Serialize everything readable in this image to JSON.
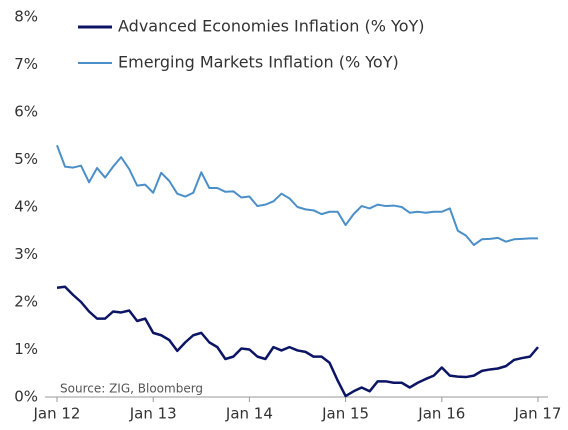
{
  "chart_data": {
    "type": "line",
    "categories": [
      "Jan 12",
      null,
      null,
      null,
      null,
      null,
      null,
      null,
      null,
      null,
      null,
      null,
      "Jan 13",
      null,
      null,
      null,
      null,
      null,
      null,
      null,
      null,
      null,
      null,
      null,
      "Jan 14",
      null,
      null,
      null,
      null,
      null,
      null,
      null,
      null,
      null,
      null,
      null,
      "Jan 15",
      null,
      null,
      null,
      null,
      null,
      null,
      null,
      null,
      null,
      null,
      null,
      "Jan 16",
      null,
      null,
      null,
      null,
      null,
      null,
      null,
      null,
      null,
      null,
      null,
      "Jan 17"
    ],
    "series": [
      {
        "name": "Advanced Economies Inflation (% YoY)",
        "color": "#0c1565",
        "values": [
          2.3,
          2.32,
          2.15,
          2.0,
          1.8,
          1.65,
          1.65,
          1.8,
          1.78,
          1.82,
          1.6,
          1.65,
          1.35,
          1.3,
          1.2,
          0.97,
          1.15,
          1.3,
          1.35,
          1.15,
          1.05,
          0.8,
          0.85,
          1.02,
          1.0,
          0.85,
          0.8,
          1.05,
          0.98,
          1.05,
          0.98,
          0.95,
          0.85,
          0.85,
          0.72,
          0.35,
          0.02,
          0.12,
          0.2,
          0.12,
          0.33,
          0.33,
          0.3,
          0.3,
          0.2,
          0.3,
          0.38,
          0.45,
          0.62,
          0.45,
          0.43,
          0.42,
          0.45,
          0.55,
          0.58,
          0.6,
          0.65,
          0.78,
          0.82,
          0.85,
          1.05
        ]
      },
      {
        "name": "Emerging Markets Inflation (% YoY)",
        "color": "#4b8fc8",
        "values": [
          5.3,
          4.85,
          4.83,
          4.87,
          4.52,
          4.82,
          4.62,
          4.85,
          5.05,
          4.8,
          4.45,
          4.47,
          4.3,
          4.72,
          4.55,
          4.28,
          4.22,
          4.3,
          4.73,
          4.4,
          4.4,
          4.32,
          4.33,
          4.2,
          4.22,
          4.02,
          4.05,
          4.12,
          4.28,
          4.18,
          4.0,
          3.95,
          3.93,
          3.85,
          3.9,
          3.9,
          3.62,
          3.85,
          4.02,
          3.97,
          4.05,
          4.02,
          4.03,
          4.0,
          3.88,
          3.9,
          3.88,
          3.9,
          3.9,
          3.97,
          3.5,
          3.4,
          3.2,
          3.32,
          3.33,
          3.35,
          3.27,
          3.32,
          3.33,
          3.34,
          3.34
        ]
      }
    ],
    "ylim": [
      0,
      8
    ],
    "yticks": [
      {
        "value": 0,
        "label": "0%"
      },
      {
        "value": 1,
        "label": "1%"
      },
      {
        "value": 2,
        "label": "2%"
      },
      {
        "value": 3,
        "label": "3%"
      },
      {
        "value": 4,
        "label": "4%"
      },
      {
        "value": 5,
        "label": "5%"
      },
      {
        "value": 6,
        "label": "6%"
      },
      {
        "value": 7,
        "label": "7%"
      },
      {
        "value": 8,
        "label": "8%"
      }
    ],
    "annotation": "Source: ZIG, Bloomberg",
    "grid": false,
    "legend": "top-left"
  }
}
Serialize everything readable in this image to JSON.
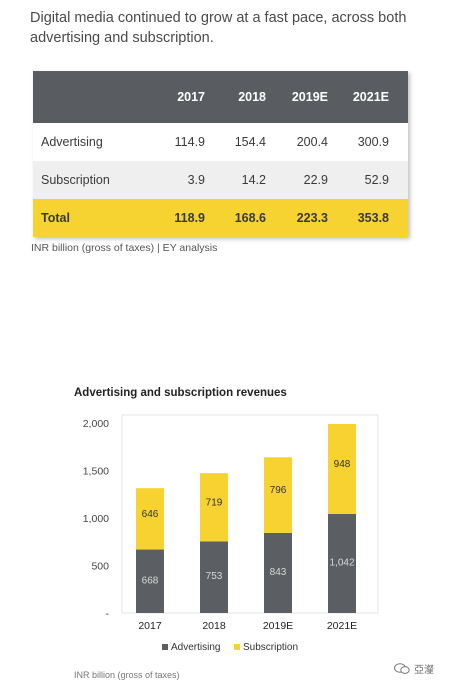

> _STATED EXERCISE_
Write the lines above out again exactly, without any of their pictures.

> _FULL ANSWER_
Serialize everything readable in this image to JSON.
{
  "chart_data": {
    "type": "line",
    "categories": [
      "Jan 12",
      null,
      null,
      null,
      null,
      null,
      null,
      null,
      null,
      null,
      null,
      null,
      "Jan 13",
      null,
      null,
      null,
      null,
      null,
      null,
      null,
      null,
      null,
      null,
      null,
      "Jan 14",
      null,
      null,
      null,
      null,
      null,
      null,
      null,
      null,
      null,
      null,
      null,
      "Jan 15",
      null,
      null,
      null,
      null,
      null,
      null,
      null,
      null,
      null,
      null,
      null,
      "Jan 16",
      null,
      null,
      null,
      null,
      null,
      null,
      null,
      null,
      null,
      null,
      null,
      "Jan 17"
    ],
    "series": [
      {
        "name": "Advanced Economies Inflation (% YoY)",
        "color": "#0c1565",
        "values": [
          2.3,
          2.32,
          2.15,
          2.0,
          1.8,
          1.65,
          1.65,
          1.8,
          1.78,
          1.82,
          1.6,
          1.65,
          1.35,
          1.3,
          1.2,
          0.97,
          1.15,
          1.3,
          1.35,
          1.15,
          1.05,
          0.8,
          0.85,
          1.02,
          1.0,
          0.85,
          0.8,
          1.05,
          0.98,
          1.05,
          0.98,
          0.95,
          0.85,
          0.85,
          0.72,
          0.35,
          0.02,
          0.12,
          0.2,
          0.12,
          0.33,
          0.33,
          0.3,
          0.3,
          0.2,
          0.3,
          0.38,
          0.45,
          0.62,
          0.45,
          0.43,
          0.42,
          0.45,
          0.55,
          0.58,
          0.6,
          0.65,
          0.78,
          0.82,
          0.85,
          1.05
        ]
      },
      {
        "name": "Emerging Markets Inflation (% YoY)",
        "color": "#4b8fc8",
        "values": [
          5.3,
          4.85,
          4.83,
          4.87,
          4.52,
          4.82,
          4.62,
          4.85,
          5.05,
          4.8,
          4.45,
          4.47,
          4.3,
          4.72,
          4.55,
          4.28,
          4.22,
          4.3,
          4.73,
          4.4,
          4.4,
          4.32,
          4.33,
          4.2,
          4.22,
          4.02,
          4.05,
          4.12,
          4.28,
          4.18,
          4.0,
          3.95,
          3.93,
          3.85,
          3.9,
          3.9,
          3.62,
          3.85,
          4.02,
          3.97,
          4.05,
          4.02,
          4.03,
          4.0,
          3.88,
          3.9,
          3.88,
          3.9,
          3.9,
          3.97,
          3.5,
          3.4,
          3.2,
          3.32,
          3.33,
          3.35,
          3.27,
          3.32,
          3.33,
          3.34,
          3.34
        ]
      }
    ],
    "ylim": [
      0,
      8
    ],
    "yticks": [
      {
        "value": 0,
        "label": "0%"
      },
      {
        "value": 1,
        "label": "1%"
      },
      {
        "value": 2,
        "label": "2%"
      },
      {
        "value": 3,
        "label": "3%"
      },
      {
        "value": 4,
        "label": "4%"
      },
      {
        "value": 5,
        "label": "5%"
      },
      {
        "value": 6,
        "label": "6%"
      },
      {
        "value": 7,
        "label": "7%"
      },
      {
        "value": 8,
        "label": "8%"
      }
    ],
    "annotation": "Source: ZIG, Bloomberg",
    "grid": false,
    "legend": "top-left"
  }
}
Serialize everything readable in this image to JSON.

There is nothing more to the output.